-- Begin --
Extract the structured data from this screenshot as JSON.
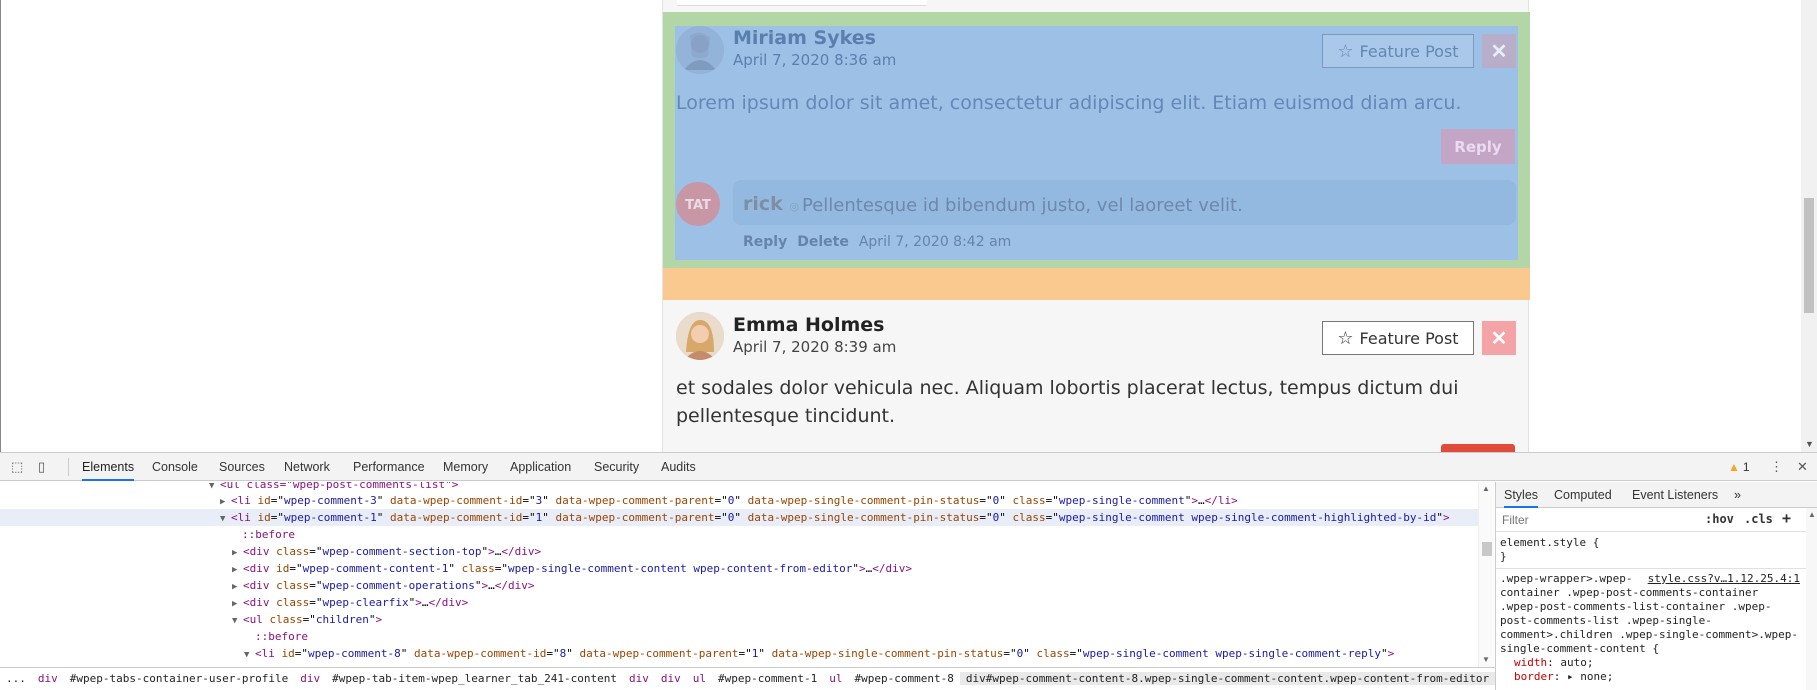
{
  "page": {
    "comment1": {
      "author": "Miriam Sykes",
      "date": "April 7, 2020 8:36 am",
      "feature_label": "Feature Post",
      "body": "Lorem ipsum dolor sit amet, consectetur adipiscing elit. Etiam euismod diam arcu.",
      "reply_label": "Reply",
      "reply": {
        "author": "rick",
        "text": "Pellentesque id bibendum justo, vel laoreet velit.",
        "reply_link": "Reply",
        "delete_link": "Delete",
        "date": "April 7, 2020 8:42 am"
      }
    },
    "comment2": {
      "author": "Emma Holmes",
      "date": "April 7, 2020 8:39 am",
      "feature_label": "Feature Post",
      "body_line1": "et sodales dolor vehicula nec. Aliquam lobortis placerat lectus, tempus dictum dui",
      "body_line2": "pellentesque tincidunt."
    },
    "delete_glyph": "✕",
    "star_glyph": "☆"
  },
  "devtools": {
    "tabs": [
      "Elements",
      "Console",
      "Sources",
      "Network",
      "Performance",
      "Memory",
      "Application",
      "Security",
      "Audits"
    ],
    "active_tab": "Elements",
    "warning_count": "1",
    "styles_tabs": [
      "Styles",
      "Computed",
      "Event Listeners",
      "»"
    ],
    "filter_placeholder": "Filter",
    "hov": ":hov",
    "cls": ".cls",
    "plus": "+",
    "element_style": "element.style {",
    "close_brace": "}",
    "style_source": "style.css?v…1.12.25.4:1",
    "selector_lines": [
      ".wpep-wrapper>.wpep-",
      "container .wpep-post-comments-container",
      ".wpep-post-comments-list-container .wpep-",
      "post-comments-list .wpep-single-",
      "comment>.children .wpep-single-comment>.wpep-",
      "single-comment-content {"
    ],
    "prop1_name": "width",
    "prop1_value": "auto;",
    "prop2_name": "border",
    "prop2_value": "▸ none;",
    "breadcrumb": [
      "...",
      "div",
      "#wpep-tabs-container-user-profile",
      "div",
      "#wpep-tab-item-wpep_learner_tab_241-content",
      "div",
      "div",
      "ul",
      "#wpep-comment-1",
      "ul",
      "#wpep-comment-8",
      "div#wpep-comment-content-8.wpep-single-comment-content.wpep-content-from-editor"
    ],
    "dom": {
      "l0": "ul class=\"wpep-post-comments-list\"",
      "l1_id": "wpep-comment-3",
      "l1_cid": "3",
      "l1_parent": "0",
      "l1_pin": "0",
      "l1_class": "wpep-single-comment",
      "l2_id": "wpep-comment-1",
      "l2_cid": "1",
      "l2_parent": "0",
      "l2_pin": "0",
      "l2_class": "wpep-single-comment wpep-single-comment-highlighted-by-id",
      "before": "::before",
      "l4_class": "wpep-comment-section-top",
      "l5_id": "wpep-comment-content-1",
      "l5_class": "wpep-single-comment-content wpep-content-from-editor",
      "l6_class": "wpep-comment-operations",
      "l7_class": "wpep-clearfix",
      "l8_class": "children",
      "l10_id": "wpep-comment-8",
      "l10_cid": "8",
      "l10_parent": "1",
      "l10_pin": "0",
      "l10_class": "wpep-single-comment wpep-single-comment-reply"
    }
  }
}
-- End --
* Written task
Give nothing but the count of lines in the listing above that hold the string "content".

* Task solution
5